Determine the number of lines in the listing below where the string "JSON" occurs; answer with the number alone.

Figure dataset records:
— BEGIN —
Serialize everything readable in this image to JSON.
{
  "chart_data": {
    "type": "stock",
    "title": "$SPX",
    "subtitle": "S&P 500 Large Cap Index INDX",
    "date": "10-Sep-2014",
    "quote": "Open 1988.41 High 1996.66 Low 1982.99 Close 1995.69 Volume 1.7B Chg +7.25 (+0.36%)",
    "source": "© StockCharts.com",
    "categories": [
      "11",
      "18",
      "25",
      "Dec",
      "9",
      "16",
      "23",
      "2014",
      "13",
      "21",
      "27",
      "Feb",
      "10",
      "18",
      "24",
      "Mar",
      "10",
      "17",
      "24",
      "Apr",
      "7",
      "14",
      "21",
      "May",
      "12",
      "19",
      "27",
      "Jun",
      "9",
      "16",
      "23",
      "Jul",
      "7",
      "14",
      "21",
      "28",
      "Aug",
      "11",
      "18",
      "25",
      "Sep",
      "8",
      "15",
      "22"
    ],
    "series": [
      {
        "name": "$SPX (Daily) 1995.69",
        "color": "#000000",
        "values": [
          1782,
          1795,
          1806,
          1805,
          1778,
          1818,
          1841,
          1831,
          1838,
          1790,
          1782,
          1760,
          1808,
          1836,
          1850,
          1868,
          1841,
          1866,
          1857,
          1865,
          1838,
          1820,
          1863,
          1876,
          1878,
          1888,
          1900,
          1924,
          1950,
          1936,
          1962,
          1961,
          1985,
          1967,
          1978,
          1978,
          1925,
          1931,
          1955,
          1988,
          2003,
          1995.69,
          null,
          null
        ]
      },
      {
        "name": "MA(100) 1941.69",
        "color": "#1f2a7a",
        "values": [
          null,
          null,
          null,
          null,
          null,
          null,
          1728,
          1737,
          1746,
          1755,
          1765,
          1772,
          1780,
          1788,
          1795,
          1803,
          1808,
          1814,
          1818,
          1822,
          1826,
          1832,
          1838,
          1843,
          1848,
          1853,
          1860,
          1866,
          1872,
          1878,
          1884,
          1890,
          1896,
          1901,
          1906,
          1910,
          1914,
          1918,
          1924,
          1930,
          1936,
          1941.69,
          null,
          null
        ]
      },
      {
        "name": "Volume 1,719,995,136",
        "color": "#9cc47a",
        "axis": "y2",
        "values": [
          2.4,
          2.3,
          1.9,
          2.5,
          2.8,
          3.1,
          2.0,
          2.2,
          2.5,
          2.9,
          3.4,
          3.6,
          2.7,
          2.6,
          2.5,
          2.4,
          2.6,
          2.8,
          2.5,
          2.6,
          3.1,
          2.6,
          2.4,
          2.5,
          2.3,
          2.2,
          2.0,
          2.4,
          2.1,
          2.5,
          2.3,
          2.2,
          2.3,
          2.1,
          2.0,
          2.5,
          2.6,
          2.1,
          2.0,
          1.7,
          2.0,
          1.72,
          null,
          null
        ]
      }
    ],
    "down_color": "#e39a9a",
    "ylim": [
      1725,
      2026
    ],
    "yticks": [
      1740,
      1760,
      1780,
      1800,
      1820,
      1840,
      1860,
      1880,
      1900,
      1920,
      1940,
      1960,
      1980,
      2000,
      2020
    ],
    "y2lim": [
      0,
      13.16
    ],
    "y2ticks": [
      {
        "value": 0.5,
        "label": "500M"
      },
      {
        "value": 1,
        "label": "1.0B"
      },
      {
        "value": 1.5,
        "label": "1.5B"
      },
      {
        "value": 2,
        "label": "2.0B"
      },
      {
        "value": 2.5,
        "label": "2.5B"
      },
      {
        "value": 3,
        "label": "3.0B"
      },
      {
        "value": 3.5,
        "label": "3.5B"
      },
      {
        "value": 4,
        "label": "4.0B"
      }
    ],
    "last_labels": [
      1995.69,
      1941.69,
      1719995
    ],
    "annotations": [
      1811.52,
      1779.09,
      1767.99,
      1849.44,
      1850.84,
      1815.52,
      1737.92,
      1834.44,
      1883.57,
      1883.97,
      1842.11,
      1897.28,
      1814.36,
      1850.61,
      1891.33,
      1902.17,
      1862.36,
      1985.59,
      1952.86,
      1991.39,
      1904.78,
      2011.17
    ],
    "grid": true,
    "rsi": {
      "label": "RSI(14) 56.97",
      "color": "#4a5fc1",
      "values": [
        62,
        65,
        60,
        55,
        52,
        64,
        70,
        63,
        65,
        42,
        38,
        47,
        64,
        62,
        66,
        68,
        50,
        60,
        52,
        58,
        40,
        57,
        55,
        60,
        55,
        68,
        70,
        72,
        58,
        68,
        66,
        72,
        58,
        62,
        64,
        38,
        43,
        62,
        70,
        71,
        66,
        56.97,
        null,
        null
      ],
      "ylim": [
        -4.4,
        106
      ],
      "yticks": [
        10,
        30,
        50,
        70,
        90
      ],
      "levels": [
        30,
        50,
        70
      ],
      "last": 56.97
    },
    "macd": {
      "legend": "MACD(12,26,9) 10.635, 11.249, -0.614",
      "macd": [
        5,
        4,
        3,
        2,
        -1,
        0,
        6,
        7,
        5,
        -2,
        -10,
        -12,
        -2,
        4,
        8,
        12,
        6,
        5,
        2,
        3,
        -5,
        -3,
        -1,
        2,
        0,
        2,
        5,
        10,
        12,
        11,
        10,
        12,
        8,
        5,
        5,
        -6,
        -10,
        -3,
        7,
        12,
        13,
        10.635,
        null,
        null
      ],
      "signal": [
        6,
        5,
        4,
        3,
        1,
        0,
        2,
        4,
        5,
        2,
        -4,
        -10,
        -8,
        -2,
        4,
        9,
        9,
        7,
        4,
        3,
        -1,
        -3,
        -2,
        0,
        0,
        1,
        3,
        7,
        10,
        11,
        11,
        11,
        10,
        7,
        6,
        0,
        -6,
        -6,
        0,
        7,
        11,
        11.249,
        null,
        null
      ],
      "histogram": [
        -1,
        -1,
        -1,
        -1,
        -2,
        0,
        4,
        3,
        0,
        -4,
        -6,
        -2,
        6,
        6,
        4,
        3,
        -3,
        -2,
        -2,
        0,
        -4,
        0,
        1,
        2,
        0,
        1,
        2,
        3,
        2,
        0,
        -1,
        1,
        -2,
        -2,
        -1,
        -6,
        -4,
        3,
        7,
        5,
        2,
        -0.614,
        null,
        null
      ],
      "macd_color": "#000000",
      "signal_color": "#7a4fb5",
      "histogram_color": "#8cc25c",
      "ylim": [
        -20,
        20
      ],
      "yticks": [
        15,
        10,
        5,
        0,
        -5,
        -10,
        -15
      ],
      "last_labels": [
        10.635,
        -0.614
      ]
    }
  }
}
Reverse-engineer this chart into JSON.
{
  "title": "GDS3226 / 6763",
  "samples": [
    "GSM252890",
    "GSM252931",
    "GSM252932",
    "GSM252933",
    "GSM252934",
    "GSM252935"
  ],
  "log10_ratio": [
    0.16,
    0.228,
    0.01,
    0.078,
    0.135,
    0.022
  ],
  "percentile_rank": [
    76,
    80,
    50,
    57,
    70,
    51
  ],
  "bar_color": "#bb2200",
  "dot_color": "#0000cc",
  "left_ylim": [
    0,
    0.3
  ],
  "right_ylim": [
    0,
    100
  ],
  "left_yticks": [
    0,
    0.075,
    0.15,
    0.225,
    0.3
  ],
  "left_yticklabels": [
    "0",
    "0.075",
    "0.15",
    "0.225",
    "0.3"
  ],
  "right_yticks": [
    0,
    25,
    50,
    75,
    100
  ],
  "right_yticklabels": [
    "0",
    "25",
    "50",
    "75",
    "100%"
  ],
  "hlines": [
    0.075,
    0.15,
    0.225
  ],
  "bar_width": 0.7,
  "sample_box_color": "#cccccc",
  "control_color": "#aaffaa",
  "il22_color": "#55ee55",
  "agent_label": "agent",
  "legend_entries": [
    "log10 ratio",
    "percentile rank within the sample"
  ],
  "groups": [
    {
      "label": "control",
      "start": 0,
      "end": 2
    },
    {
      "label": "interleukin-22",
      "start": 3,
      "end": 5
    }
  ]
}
— END —
[Solution to the exercise]:
2